> What you are asked to do:
Below is a set of records. Repeat all of them exactly.

----- Material for the task

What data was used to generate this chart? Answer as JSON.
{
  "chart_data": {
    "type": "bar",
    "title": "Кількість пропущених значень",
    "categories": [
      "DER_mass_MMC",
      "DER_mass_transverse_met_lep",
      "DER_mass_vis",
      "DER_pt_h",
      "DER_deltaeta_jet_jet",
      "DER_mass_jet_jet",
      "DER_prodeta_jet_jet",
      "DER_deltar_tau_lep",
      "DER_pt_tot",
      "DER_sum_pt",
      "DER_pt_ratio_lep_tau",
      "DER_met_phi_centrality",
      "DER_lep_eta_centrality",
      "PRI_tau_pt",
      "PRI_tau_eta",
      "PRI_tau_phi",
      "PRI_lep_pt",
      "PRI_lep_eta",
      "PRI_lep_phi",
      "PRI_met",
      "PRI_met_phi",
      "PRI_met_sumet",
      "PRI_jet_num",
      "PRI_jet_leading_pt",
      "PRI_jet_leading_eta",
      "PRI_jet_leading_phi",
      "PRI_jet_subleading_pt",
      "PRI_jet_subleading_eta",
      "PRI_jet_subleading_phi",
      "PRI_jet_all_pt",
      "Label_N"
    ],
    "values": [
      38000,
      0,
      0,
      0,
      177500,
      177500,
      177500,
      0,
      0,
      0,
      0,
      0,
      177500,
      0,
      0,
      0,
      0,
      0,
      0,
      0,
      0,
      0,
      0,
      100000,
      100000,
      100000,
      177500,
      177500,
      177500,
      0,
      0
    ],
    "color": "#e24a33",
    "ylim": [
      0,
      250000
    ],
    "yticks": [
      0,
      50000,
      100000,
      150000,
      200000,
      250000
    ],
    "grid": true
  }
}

----------

> Solution for this problem:
What data was used to generate this chart? Answer as JSON.
{
  "chart_data": {
    "type": "bar",
    "title": "Кількість пропущених значень",
    "categories": [
      "DER_mass_MMC",
      "DER_mass_transverse_met_lep",
      "DER_mass_vis",
      "DER_pt_h",
      "DER_deltaeta_jet_jet",
      "DER_mass_jet_jet",
      "DER_prodeta_jet_jet",
      "DER_deltar_tau_lep",
      "DER_pt_tot",
      "DER_sum_pt",
      "DER_pt_ratio_lep_tau",
      "DER_met_phi_centrality",
      "DER_lep_eta_centrality",
      "PRI_tau_pt",
      "PRI_tau_eta",
      "PRI_tau_phi",
      "PRI_lep_pt",
      "PRI_lep_eta",
      "PRI_lep_phi",
      "PRI_met",
      "PRI_met_phi",
      "PRI_met_sumet",
      "PRI_jet_num",
      "PRI_jet_leading_pt",
      "PRI_jet_leading_eta",
      "PRI_jet_leading_phi",
      "PRI_jet_subleading_pt",
      "PRI_jet_subleading_eta",
      "PRI_jet_subleading_phi",
      "PRI_jet_all_pt",
      "Label_N"
    ],
    "values": [
      38000,
      0,
      0,
      0,
      177500,
      177500,
      177500,
      0,
      0,
      0,
      0,
      0,
      177500,
      0,
      0,
      0,
      0,
      0,
      0,
      0,
      0,
      0,
      0,
      100000,
      100000,
      100000,
      177500,
      177500,
      177500,
      0,
      0
    ],
    "color": "#e24a33",
    "ylim": [
      0,
      250000
    ],
    "yticks": [
      0,
      50000,
      100000,
      150000,
      200000,
      250000
    ],
    "grid": true
  }
}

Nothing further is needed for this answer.